:: Source extract

2. The high speed trunk cable of claim 1, further including four
internal cables and at least four blanks, each cable being arranged
such that any single internal cable is adjacent two of the four
internal cables and spaced apart from one of the four internal
cables.
3. The high speed trunk cable of claim 2, wherein the trunk cable
has a diameter D and the internal cables have a diameter between
about 0.30D to about 0.45D.
4. The high speed trunk cable of claim 3, wherein each blank
contacts at least two adjacent internal cables.
5. The high speed trunk cable of claim 4, further including a fifth
blank disposed at about the center of the trunk cable and between
the internal cables.
6. The high speed trunk cable of claim 5, wherein the fifth blank
contacts all the internal cables.
7. The high speed trunk cable of claim 2, wherein imaginary lines
drawn through centers of the four internal cables define a first
imaginary four-sided figure; and imaginary lines drawn through
centers of the at least four blanks define a second imaginary
four-sided figure, the first imaginary four-sided figure fitting
within boundaries of the second imaginary four-sided figure.
8. The high speed trunk cable of claim 1, wherein the trunk cable
includes two internal cables and two blanks, the blanks contacting
opposing portions of adjacent internal cables.
9. The high speed trunk cable of claim 1, wherein the trunk cable
includes three internal cables and three blanks, the centers of the
internal cables and the blanks forming apices of two, inverted,
imaginary triangles.
10. The high speed trunk cable of claim 1, wherein each internal
cable includes two wire pairs, each wire pair being enclosed within
a separate conductive foil.
11. The high speed trunk cable of claim 10, wherein centers of the
conductors of each wire pair are arranged in rows and columns.
12. The high speed trunk cable of claim 10, wherein the trunk cable
has a diameter D and the internal cables have diameters of between
about 0.35D and about 0.45D.
13. The high speed trunk cable of claim 10, wherein the
configuration of the trunk cable deviates from a perfect circle no
more than about 4.5% and about 7.5%.

::::
:: Entries supplied

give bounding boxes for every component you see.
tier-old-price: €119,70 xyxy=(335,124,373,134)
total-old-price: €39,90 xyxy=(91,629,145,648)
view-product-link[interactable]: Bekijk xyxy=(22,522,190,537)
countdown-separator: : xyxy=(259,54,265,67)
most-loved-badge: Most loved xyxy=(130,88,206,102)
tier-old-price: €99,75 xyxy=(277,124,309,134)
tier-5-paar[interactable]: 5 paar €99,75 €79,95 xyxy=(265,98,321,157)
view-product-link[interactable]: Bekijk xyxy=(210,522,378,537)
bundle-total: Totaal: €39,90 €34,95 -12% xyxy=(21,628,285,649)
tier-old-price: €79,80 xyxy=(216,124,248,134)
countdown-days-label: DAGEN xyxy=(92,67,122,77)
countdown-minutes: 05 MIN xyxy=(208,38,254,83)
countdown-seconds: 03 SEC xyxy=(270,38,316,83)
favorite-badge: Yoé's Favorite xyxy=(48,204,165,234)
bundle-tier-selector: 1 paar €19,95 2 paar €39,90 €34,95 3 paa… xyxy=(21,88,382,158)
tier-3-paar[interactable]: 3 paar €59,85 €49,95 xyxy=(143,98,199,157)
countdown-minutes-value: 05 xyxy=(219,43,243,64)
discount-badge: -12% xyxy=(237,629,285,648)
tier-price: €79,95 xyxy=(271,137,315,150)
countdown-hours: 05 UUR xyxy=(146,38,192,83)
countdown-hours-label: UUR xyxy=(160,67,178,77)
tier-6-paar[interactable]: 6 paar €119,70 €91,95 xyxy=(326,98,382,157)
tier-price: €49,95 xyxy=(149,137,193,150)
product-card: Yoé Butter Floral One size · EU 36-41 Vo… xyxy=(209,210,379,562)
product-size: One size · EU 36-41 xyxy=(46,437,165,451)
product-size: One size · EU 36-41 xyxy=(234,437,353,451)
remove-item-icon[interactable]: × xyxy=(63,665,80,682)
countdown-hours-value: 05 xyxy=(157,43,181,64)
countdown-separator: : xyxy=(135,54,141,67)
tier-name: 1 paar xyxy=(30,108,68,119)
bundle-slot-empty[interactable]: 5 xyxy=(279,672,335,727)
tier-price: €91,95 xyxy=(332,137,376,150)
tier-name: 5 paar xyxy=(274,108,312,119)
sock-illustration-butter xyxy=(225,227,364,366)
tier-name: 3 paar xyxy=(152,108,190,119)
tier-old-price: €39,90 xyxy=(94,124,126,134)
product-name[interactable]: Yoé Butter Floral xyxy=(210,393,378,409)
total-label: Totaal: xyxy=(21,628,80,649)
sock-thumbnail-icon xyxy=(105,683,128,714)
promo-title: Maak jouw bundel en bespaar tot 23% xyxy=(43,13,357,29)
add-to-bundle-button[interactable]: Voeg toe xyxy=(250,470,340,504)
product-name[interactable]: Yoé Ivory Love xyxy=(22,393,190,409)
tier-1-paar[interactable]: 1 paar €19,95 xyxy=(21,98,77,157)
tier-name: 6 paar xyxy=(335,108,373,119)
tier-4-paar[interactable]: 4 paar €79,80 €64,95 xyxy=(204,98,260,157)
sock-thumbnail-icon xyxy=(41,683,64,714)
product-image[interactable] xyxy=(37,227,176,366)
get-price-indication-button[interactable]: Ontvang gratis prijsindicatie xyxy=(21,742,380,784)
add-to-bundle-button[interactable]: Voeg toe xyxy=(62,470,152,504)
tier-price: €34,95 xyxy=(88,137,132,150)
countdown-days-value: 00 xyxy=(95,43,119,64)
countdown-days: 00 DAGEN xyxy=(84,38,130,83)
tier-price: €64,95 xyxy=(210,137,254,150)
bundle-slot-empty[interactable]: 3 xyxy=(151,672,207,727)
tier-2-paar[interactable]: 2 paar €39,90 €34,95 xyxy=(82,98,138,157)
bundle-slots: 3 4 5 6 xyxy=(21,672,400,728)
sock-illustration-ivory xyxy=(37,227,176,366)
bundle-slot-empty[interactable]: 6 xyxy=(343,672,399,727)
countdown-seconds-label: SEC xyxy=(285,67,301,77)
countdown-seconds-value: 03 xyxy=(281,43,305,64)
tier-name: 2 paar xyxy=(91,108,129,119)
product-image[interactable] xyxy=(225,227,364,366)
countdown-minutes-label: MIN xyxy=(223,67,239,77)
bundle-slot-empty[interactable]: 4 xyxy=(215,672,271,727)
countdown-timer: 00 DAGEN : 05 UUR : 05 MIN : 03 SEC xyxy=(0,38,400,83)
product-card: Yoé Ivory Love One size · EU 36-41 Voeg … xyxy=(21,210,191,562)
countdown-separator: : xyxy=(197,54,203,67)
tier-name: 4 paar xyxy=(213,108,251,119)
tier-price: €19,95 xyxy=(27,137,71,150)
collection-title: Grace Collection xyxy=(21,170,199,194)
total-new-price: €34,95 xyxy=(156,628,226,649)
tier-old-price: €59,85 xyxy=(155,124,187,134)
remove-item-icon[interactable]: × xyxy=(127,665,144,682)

::::

◆ Work to do:
**a.** In the trunk cable claims, what does claim 10 say each internal cable includes?
**b.** Write the next part of the trunk cable claims, picking up after the last claim shown.
The records have no connection to the trunk cable claims.

◆ Results:
**a.** Each internal cable includes two wire pairs, and each pair is enclosed within a separate conductive foil.

**b.**
14. A trunk cable with an improved exterior configuration,
comprising: an outer insulative covering, the outer insulative
covering defining a lengthwise, hollow passage extending between
two ends thereof; four internal cables, each internal cable
extending lengthwise through the trunk cable and between the two
ends thereof, and including a least one wire pair, each wire of the
wire pair including a center conductor and an outer insulation, the
wire pair being enclosed in a conductive foil, the wire pair and
conductive foil being further enclosed by an outer conductive
shield, each internal cable being disposed in an arrangement within
the hollow passage wherein one of the internal cables extends
adjacent another one of the internal cables lengthwise through the
trunk cable hollow passage; and at least four non-conductive
blanks, the blanks extending lengthwise through the trunk cable
hollow passage, being disposed in gaps occurring between adjacent
internal cables; wherein: imaginary lines drawn through centers of
the four internal cables define a first imaginary four-sided
figure; and imaginary lines drawn through centers of the at least
four blanks define a second imaginary four-sided figure, the first
imaginary four-sided figure fitting within boundaries of the second
imaginary four-sided figure.
15. The trunk cable of claim 14, whereby the internal cables and
the blanks provide support for the trunk cable outer insulation,
enclosing them such that the trunk cable outer insulation covering
has a substantially circular configuration.
16. The trunk cable of claim 14, wherein the trunk cable has a
diameter D and the internal cables have diameters of between about
0.35D and about 0.45D.
17. The trunk cable of claim 14, wherein the configuration of the
trunk cable deviates from a perfect circle no more than about 4.5%
and about 7.5%.
18. A data communications cable with an improved exterior
configuration, comprising: four internal cables, each internal
cable extending lengthwise and including first and second wire
pairs, each wire of the wire pairs including a center conductor and
an outer insulation, the wire pairs being enclosed by respective
lengths of first and second conductive foil, and each internal
cable further including an outer conductive shield that encloses
the wire pairs therein, each internal cable being arranged so that
each internal cable is adjacent another one of the internal cables
lengthwise through the cable hollow passage such that gaps are
disposed between adjacent internal cables radially outwardly from
centers of the adjacent internal cables; non-conductive blanks, the
blanks extending lengthwise proximate the internal cables and
respectively disposed in the gaps; and an outer insulative jacket,
the outer insulative jacket enclosing the internal cables and
blanks, whereby the internal cables and blanks provide support for
the cable outer insulation, enclosing them such that the cable
outer insulation covering has a substantially circular
configuration.
19. The cable of claim 18, wherein the configuration of the cable
deviates from a perfect circle no more than about 4.5% and about
7.5%.
20. The cable of claim 19, wherein: the internal cables define a
central passage radially inwardly of their centers; and a fifth
blank extending lengthwise is disposed within the central passage.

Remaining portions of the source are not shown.